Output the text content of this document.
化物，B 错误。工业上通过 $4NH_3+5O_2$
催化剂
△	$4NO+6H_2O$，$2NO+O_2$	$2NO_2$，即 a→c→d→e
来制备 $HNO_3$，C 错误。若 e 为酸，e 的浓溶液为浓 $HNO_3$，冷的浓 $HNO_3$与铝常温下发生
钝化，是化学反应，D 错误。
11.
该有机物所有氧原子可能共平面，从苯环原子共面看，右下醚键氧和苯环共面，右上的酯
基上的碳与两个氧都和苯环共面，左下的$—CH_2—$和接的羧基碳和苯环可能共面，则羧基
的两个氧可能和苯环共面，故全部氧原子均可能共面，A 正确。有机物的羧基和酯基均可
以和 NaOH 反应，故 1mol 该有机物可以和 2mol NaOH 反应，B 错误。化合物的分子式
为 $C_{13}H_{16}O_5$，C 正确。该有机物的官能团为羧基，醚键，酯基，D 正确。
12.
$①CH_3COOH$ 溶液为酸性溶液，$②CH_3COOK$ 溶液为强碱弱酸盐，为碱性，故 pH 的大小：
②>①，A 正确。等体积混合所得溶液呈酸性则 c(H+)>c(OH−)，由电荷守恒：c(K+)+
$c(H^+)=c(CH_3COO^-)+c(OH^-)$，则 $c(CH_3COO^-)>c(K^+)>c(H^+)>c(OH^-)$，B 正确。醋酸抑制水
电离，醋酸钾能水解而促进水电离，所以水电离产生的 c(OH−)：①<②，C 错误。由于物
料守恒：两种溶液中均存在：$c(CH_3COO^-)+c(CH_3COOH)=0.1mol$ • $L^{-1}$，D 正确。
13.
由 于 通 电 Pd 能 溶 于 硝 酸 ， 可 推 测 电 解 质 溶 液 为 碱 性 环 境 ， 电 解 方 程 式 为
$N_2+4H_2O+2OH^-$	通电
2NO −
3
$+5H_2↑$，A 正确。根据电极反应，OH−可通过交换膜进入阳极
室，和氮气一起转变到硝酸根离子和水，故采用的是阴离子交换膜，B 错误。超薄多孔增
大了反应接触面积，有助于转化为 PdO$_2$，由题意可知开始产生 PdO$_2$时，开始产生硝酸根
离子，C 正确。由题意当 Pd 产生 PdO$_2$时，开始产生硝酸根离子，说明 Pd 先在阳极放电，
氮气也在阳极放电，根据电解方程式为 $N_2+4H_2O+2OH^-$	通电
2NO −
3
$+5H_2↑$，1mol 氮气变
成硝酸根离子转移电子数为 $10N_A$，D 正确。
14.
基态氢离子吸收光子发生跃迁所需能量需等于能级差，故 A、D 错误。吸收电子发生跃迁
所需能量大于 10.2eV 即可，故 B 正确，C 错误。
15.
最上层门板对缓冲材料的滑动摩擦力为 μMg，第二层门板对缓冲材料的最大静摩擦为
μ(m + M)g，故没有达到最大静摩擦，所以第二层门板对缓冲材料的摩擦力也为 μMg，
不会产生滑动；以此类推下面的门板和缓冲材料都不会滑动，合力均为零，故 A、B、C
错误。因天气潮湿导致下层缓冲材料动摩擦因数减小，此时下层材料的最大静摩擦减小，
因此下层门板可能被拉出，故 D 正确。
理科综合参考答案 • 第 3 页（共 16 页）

## Written task
Exactly reproduce every line of the data above.

## Task answer
Output the text content of this document.
化物，B 错误。工业上通过 $4NH_3+5O_2$
催化剂
△	$4NO+6H_2O$，$2NO+O_2$	$2NO_2$，即 a→c→d→e
来制备 $HNO_3$，C 错误。若 e 为酸，e 的浓溶液为浓 $HNO_3$，冷的浓 $HNO_3$与铝常温下发生
钝化，是化学反应，D 错误。
11.
该有机物所有氧原子可能共平面，从苯环原子共面看，右下醚键氧和苯环共面，右上的酯
基上的碳与两个氧都和苯环共面，左下的$—CH_2—$和接的羧基碳和苯环可能共面，则羧基
的两个氧可能和苯环共面，故全部氧原子均可能共面，A 正确。有机物的羧基和酯基均可
以和 NaOH 反应，故 1mol 该有机物可以和 2mol NaOH 反应，B 错误。化合物的分子式
为 $C_{13}H_{16}O_5$，C 正确。该有机物的官能团为羧基，醚键，酯基，D 正确。
12.
$①CH_3COOH$ 溶液为酸性溶液，$②CH_3COOK$ 溶液为强碱弱酸盐，为碱性，故 pH 的大小：
②>①，A 正确。等体积混合所得溶液呈酸性则 c(H+)>c(OH−)，由电荷守恒：c(K+)+
$c(H^+)=c(CH_3COO^-)+c(OH^-)$，则 $c(CH_3COO^-)>c(K^+)>c(H^+)>c(OH^-)$，B 正确。醋酸抑制水
电离，醋酸钾能水解而促进水电离，所以水电离产生的 c(OH−)：①<②，C 错误。由于物
料守恒：两种溶液中均存在：$c(CH_3COO^-)+c(CH_3COOH)=0.1mol$ • $L^{-1}$，D 正确。
13.
由 于 通 电 Pd 能 溶 于 硝 酸 ， 可 推 测 电 解 质 溶 液 为 碱 性 环 境 ， 电 解 方 程 式 为
$N_2+4H_2O+2OH^-$	通电
2NO −
3
$+5H_2↑$，A 正确。根据电极反应，OH−可通过交换膜进入阳极
室，和氮气一起转变到硝酸根离子和水，故采用的是阴离子交换膜，B 错误。超薄多孔增
大了反应接触面积，有助于转化为 PdO$_2$，由题意可知开始产生 PdO$_2$时，开始产生硝酸根
离子，C 正确。由题意当 Pd 产生 PdO$_2$时，开始产生硝酸根离子，说明 Pd 先在阳极放电，
氮气也在阳极放电，根据电解方程式为 $N_2+4H_2O+2OH^-$	通电
2NO −
3
$+5H_2↑$，1mol 氮气变
成硝酸根离子转移电子数为 $10N_A$，D 正确。
14.
基态氢离子吸收光子发生跃迁所需能量需等于能级差，故 A、D 错误。吸收电子发生跃迁
所需能量大于 10.2eV 即可，故 B 正确，C 错误。
15.
最上层门板对缓冲材料的滑动摩擦力为 μMg，第二层门板对缓冲材料的最大静摩擦为
μ(m + M)g，故没有达到最大静摩擦，所以第二层门板对缓冲材料的摩擦力也为 μMg，
不会产生滑动；以此类推下面的门板和缓冲材料都不会滑动，合力均为零，故 A、B、C
错误。因天气潮湿导致下层缓冲材料动摩擦因数减小，此时下层材料的最大静摩擦减小，
因此下层门板可能被拉出，故 D 正确。
理科综合参考答案 • 第 3 页（共 16 页）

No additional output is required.